▶ [PROVIDED PASSAGE]:
Embedding Generator and Store

A Cloudflare Worker that generates vector embeddings from text using Cloudflare Workers AI and stores them in Cloudflare Vectorize for efficient vector search and retrieval.

Overview

This service provides an API endpoint for generating and optionally storing text embeddings. It uses the @cf/baai/bge-base-en-v1.5 model provided by Cloudflare Workers AI to generate high-quality embeddings, which can then be stored in a Vectorize index for fast vector-based similarity search.

▶ [DATASET ROWS]:

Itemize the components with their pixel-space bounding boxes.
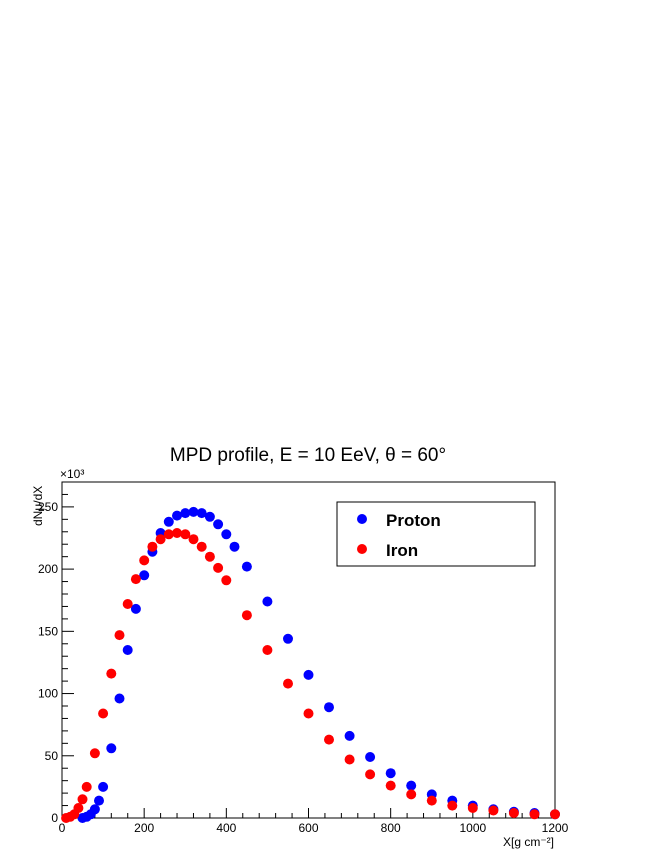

---

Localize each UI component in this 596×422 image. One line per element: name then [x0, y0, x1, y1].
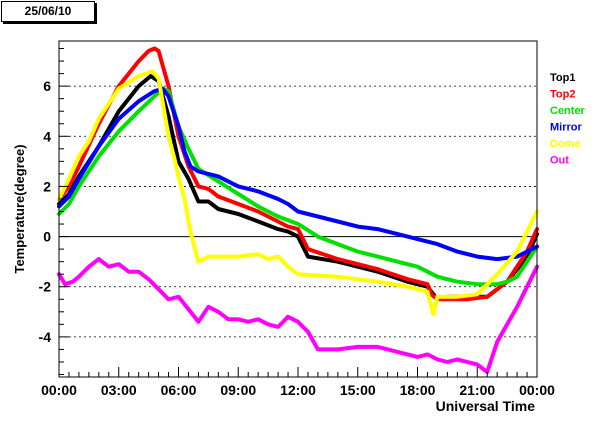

▶ [EXERCISE SET]:
(1) Answer from the Embedding Generator and Store page:
(a) In which Cloudflare product are the embeddings stored?
(b) Which model generates the embeddings?
(c) Does the API endpoint always store the embeddings it generates?
(2) Extend the Embedding Generator and Store page, starting after its final sentence.
The listing is separate material and has no connection to the Embedding Generator and Store page.

▶ [PER-TASK ANSWERS]:
(1)
(a) Cloudflare Vectorize.
(b) @cf/baai/bge-base-en-v1.5, provided by Cloudflare Workers AI.
(c) No, storing them is optional.

(2)
The worker is particularly useful for:

Converting document chunks or text fragments into vector embeddings
Organizing embeddings by collection, user, and file
Efficiently managing batch processing of large documents
Building search applications, RAG (Retrieval Augmented Generation) systems, or AI-powered document analysis tools

Features

Generate embeddings from text strings or arrays of text
Optional storage of embeddings in Cloudflare Vectorize
Batch processing support with configurable batch sizes
Detailed metadata storage including collection ID, file information, and chunk indexes
Error handling and logging

API Usage

Endpoint

POST /

Request Format

{
  "text": "String or array of strings to embed",
  "collection_id": "your-collection-identifier",
  "file_key": "user-id/collection-id/file-id/filename",
  "start_index": 0,
  "batch_size": 10,
  "total_chunks": 100,
  "store": true
}

Parameters

text: A string or array of strings to generate embeddings for
collection_id: Identifier for the collection this embedding belongs to
file_key: String in the format "user-id/collection-id/file-id/filename"
start_index: Starting chunk index for this batch
batch_size: Number of chunks in this batch (maximum 100)
total_chunks: Total number of chunks in the entire document
store: Boolean flag whether to store embeddings in Vectorize

Response Format

Success (with store=true)

{
  "status": "completed",
  "stored": true
}

Success (with store=false)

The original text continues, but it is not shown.